Extracted records:
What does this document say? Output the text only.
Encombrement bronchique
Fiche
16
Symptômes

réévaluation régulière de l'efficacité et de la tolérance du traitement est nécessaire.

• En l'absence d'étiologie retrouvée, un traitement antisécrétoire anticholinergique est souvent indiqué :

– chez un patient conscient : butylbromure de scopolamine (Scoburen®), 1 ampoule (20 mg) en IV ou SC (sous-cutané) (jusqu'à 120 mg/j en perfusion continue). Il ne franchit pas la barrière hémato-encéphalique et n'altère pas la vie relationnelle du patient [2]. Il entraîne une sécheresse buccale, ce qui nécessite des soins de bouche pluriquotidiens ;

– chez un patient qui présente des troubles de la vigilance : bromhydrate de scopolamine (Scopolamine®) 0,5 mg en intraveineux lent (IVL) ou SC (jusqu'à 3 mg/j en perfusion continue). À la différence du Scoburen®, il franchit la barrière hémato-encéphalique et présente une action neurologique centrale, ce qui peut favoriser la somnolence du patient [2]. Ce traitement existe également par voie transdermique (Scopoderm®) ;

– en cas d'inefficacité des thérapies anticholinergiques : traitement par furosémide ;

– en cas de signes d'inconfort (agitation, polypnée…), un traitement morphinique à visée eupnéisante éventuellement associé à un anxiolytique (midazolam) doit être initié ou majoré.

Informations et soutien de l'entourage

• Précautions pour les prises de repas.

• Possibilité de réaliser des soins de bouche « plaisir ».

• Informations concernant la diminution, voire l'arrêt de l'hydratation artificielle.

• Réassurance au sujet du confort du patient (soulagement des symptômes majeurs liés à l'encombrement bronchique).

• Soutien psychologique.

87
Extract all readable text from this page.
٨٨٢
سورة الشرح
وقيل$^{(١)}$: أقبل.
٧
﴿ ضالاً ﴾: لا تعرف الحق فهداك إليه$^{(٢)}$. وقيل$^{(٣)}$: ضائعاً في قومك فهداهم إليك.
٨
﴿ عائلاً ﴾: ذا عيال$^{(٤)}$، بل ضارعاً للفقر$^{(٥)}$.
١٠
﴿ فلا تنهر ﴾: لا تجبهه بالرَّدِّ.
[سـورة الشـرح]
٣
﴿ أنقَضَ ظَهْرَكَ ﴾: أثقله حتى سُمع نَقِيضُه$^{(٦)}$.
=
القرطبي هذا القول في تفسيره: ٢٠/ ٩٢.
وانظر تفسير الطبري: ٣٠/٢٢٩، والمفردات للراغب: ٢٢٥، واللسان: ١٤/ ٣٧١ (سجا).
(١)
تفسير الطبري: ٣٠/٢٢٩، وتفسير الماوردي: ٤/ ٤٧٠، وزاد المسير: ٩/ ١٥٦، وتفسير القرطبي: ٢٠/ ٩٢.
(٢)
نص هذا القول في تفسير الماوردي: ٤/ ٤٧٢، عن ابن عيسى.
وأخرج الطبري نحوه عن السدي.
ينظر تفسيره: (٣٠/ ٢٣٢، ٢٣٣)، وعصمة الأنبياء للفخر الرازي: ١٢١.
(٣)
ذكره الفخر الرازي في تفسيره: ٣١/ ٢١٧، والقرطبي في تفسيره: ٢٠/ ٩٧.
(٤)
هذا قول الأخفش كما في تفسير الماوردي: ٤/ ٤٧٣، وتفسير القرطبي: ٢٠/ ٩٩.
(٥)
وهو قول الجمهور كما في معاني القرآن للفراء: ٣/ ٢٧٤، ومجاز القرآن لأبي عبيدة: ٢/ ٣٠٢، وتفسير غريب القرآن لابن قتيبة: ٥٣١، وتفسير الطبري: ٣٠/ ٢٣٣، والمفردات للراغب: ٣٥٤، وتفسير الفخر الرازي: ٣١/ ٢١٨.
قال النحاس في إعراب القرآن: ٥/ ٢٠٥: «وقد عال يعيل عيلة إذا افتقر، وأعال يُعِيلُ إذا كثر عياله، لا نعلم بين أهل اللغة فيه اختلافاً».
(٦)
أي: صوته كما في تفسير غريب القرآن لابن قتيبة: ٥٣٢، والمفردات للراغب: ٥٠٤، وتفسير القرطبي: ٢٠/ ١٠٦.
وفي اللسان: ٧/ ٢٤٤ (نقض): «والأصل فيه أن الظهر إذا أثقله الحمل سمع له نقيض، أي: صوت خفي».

Instruction: Reproduce all the records precisely.

Written reply:
What does this document say? Output the text only.
Encombrement bronchique
Fiche
16
Symptômes

réévaluation régulière de l'efficacité et de la tolérance du traitement est nécessaire.

• En l'absence d'étiologie retrouvée, un traitement antisécrétoire anticholinergique est souvent indiqué :

– chez un patient conscient : butylbromure de scopolamine (Scoburen®), 1 ampoule (20 mg) en IV ou SC (sous-cutané) (jusqu'à 120 mg/j en perfusion continue). Il ne franchit pas la barrière hémato-encéphalique et n'altère pas la vie relationnelle du patient [2]. Il entraîne une sécheresse buccale, ce qui nécessite des soins de bouche pluriquotidiens ;

– chez un patient qui présente des troubles de la vigilance : bromhydrate de scopolamine (Scopolamine®) 0,5 mg en intraveineux lent (IVL) ou SC (jusqu'à 3 mg/j en perfusion continue). À la différence du Scoburen®, il franchit la barrière hémato-encéphalique et présente une action neurologique centrale, ce qui peut favoriser la somnolence du patient [2]. Ce traitement existe également par voie transdermique (Scopoderm®) ;

– en cas d'inefficacité des thérapies anticholinergiques : traitement par furosémide ;

– en cas de signes d'inconfort (agitation, polypnée…), un traitement morphinique à visée eupnéisante éventuellement associé à un anxiolytique (midazolam) doit être initié ou majoré.

Informations et soutien de l'entourage

• Précautions pour les prises de repas.

• Possibilité de réaliser des soins de bouche « plaisir ».

• Informations concernant la diminution, voire l'arrêt de l'hydratation artificielle.

• Réassurance au sujet du confort du patient (soulagement des symptômes majeurs liés à l'encombrement bronchique).

• Soutien psychologique.

87
Extract all readable text from this page.
٨٨٢
سورة الشرح
وقيل$^{(١)}$: أقبل.
٧
﴿ ضالاً ﴾: لا تعرف الحق فهداك إليه$^{(٢)}$. وقيل$^{(٣)}$: ضائعاً في قومك فهداهم إليك.
٨
﴿ عائلاً ﴾: ذا عيال$^{(٤)}$، بل ضارعاً للفقر$^{(٥)}$.
١٠
﴿ فلا تنهر ﴾: لا تجبهه بالرَّدِّ.
[سـورة الشـرح]
٣
﴿ أنقَضَ ظَهْرَكَ ﴾: أثقله حتى سُمع نَقِيضُه$^{(٦)}$.
=
القرطبي هذا القول في تفسيره: ٢٠/ ٩٢.
وانظر تفسير الطبري: ٣٠/٢٢٩، والمفردات للراغب: ٢٢٥، واللسان: ١٤/ ٣٧١ (سجا).
(١)
تفسير الطبري: ٣٠/٢٢٩، وتفسير الماوردي: ٤/ ٤٧٠، وزاد المسير: ٩/ ١٥٦، وتفسير القرطبي: ٢٠/ ٩٢.
(٢)
نص هذا القول في تفسير الماوردي: ٤/ ٤٧٢، عن ابن عيسى.
وأخرج الطبري نحوه عن السدي.
ينظر تفسيره: (٣٠/ ٢٣٢، ٢٣٣)، وعصمة الأنبياء للفخر الرازي: ١٢١.
(٣)
ذكره الفخر الرازي في تفسيره: ٣١/ ٢١٧، والقرطبي في تفسيره: ٢٠/ ٩٧.
(٤)
هذا قول الأخفش كما في تفسير الماوردي: ٤/ ٤٧٣، وتفسير القرطبي: ٢٠/ ٩٩.
(٥)
وهو قول الجمهور كما في معاني القرآن للفراء: ٣/ ٢٧٤، ومجاز القرآن لأبي عبيدة: ٢/ ٣٠٢، وتفسير غريب القرآن لابن قتيبة: ٥٣١، وتفسير الطبري: ٣٠/ ٢٣٣، والمفردات للراغب: ٣٥٤، وتفسير الفخر الرازي: ٣١/ ٢١٨.
قال النحاس في إعراب القرآن: ٥/ ٢٠٥: «وقد عال يعيل عيلة إذا افتقر، وأعال يُعِيلُ إذا كثر عياله، لا نعلم بين أهل اللغة فيه اختلافاً».
(٦)
أي: صوته كما في تفسير غريب القرآن لابن قتيبة: ٥٣٢، والمفردات للراغب: ٥٠٤، وتفسير القرطبي: ٢٠/ ١٠٦.
وفي اللسان: ٧/ ٢٤٤ (نقض): «والأصل فيه أن الظهر إذا أثقله الحمل سمع له نقيض، أي: صوت خفي».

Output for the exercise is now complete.